Look through the data below and work out how many lines contain the string "员工流动管理". Give the number alone.

╔══

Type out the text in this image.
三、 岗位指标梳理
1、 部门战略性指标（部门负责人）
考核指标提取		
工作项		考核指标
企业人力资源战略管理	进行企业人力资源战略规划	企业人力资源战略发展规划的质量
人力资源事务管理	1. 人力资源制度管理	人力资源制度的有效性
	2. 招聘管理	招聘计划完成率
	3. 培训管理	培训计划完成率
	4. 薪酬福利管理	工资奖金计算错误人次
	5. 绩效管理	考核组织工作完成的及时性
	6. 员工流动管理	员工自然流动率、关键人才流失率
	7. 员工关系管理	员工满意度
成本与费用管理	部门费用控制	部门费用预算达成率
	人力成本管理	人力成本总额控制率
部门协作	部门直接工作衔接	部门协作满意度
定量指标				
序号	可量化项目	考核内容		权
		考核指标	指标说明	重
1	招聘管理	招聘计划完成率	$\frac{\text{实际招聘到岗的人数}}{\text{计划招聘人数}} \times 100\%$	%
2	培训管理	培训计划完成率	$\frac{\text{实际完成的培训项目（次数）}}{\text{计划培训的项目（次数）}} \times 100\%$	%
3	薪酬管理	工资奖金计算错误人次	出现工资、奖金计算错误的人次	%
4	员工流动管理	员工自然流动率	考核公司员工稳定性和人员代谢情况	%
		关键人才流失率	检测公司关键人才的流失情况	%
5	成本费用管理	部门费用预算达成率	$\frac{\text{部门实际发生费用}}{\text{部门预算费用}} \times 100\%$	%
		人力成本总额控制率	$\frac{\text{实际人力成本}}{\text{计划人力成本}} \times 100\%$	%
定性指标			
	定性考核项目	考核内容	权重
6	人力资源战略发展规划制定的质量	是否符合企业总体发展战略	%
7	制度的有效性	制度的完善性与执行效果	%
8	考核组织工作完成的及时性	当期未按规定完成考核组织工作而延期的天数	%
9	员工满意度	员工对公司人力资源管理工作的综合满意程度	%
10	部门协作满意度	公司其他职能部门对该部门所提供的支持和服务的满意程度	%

╚══
╔══

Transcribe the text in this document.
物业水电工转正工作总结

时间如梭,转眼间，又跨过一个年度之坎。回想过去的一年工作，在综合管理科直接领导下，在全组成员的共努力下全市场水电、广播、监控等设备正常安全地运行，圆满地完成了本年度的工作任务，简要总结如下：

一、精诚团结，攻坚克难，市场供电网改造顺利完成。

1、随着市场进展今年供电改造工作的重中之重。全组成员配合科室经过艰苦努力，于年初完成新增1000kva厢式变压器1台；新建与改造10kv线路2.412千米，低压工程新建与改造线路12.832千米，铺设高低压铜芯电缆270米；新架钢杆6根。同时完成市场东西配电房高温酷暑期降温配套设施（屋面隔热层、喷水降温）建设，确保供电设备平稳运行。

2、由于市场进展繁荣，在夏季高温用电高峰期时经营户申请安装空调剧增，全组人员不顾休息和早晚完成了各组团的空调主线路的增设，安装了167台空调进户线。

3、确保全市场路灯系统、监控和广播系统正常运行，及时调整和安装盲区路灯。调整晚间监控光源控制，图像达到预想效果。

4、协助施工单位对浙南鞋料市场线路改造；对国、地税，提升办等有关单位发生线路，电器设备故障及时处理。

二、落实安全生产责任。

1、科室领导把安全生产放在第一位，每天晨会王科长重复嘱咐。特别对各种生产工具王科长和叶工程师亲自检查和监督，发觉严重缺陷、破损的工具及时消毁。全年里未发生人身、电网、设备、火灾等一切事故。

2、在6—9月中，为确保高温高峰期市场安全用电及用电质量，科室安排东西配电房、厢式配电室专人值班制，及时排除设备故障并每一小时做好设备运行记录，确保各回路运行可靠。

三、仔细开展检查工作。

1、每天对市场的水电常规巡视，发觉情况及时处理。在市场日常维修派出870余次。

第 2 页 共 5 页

╚══
╔══

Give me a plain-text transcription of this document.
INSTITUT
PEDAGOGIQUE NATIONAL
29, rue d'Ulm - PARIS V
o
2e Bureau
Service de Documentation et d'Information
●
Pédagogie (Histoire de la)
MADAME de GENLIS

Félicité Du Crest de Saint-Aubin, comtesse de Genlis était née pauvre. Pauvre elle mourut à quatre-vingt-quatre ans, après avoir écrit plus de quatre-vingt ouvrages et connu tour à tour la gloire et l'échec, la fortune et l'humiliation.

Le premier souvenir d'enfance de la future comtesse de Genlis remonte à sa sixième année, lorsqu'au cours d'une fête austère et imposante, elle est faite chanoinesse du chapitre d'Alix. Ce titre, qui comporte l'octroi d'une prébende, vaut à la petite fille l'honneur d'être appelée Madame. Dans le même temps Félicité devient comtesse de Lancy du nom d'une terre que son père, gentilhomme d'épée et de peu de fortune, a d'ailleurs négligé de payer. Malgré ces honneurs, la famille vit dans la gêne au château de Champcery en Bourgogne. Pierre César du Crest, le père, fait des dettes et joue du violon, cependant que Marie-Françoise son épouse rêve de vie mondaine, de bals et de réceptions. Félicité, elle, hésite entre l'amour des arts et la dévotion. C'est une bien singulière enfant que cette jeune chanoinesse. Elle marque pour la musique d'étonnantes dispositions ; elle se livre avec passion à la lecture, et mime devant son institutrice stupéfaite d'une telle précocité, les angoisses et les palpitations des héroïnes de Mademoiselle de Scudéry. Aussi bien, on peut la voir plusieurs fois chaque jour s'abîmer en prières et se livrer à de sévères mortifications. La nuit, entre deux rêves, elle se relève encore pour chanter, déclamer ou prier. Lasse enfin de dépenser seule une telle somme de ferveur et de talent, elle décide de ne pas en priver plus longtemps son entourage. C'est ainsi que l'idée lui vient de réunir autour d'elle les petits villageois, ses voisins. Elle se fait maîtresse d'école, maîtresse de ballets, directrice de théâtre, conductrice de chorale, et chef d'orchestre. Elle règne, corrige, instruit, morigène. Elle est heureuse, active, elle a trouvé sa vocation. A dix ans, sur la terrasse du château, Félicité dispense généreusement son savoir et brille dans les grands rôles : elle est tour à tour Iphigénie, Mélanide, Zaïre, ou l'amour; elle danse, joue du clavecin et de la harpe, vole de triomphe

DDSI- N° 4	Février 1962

╚══

EXERCISE OUTPUT:
2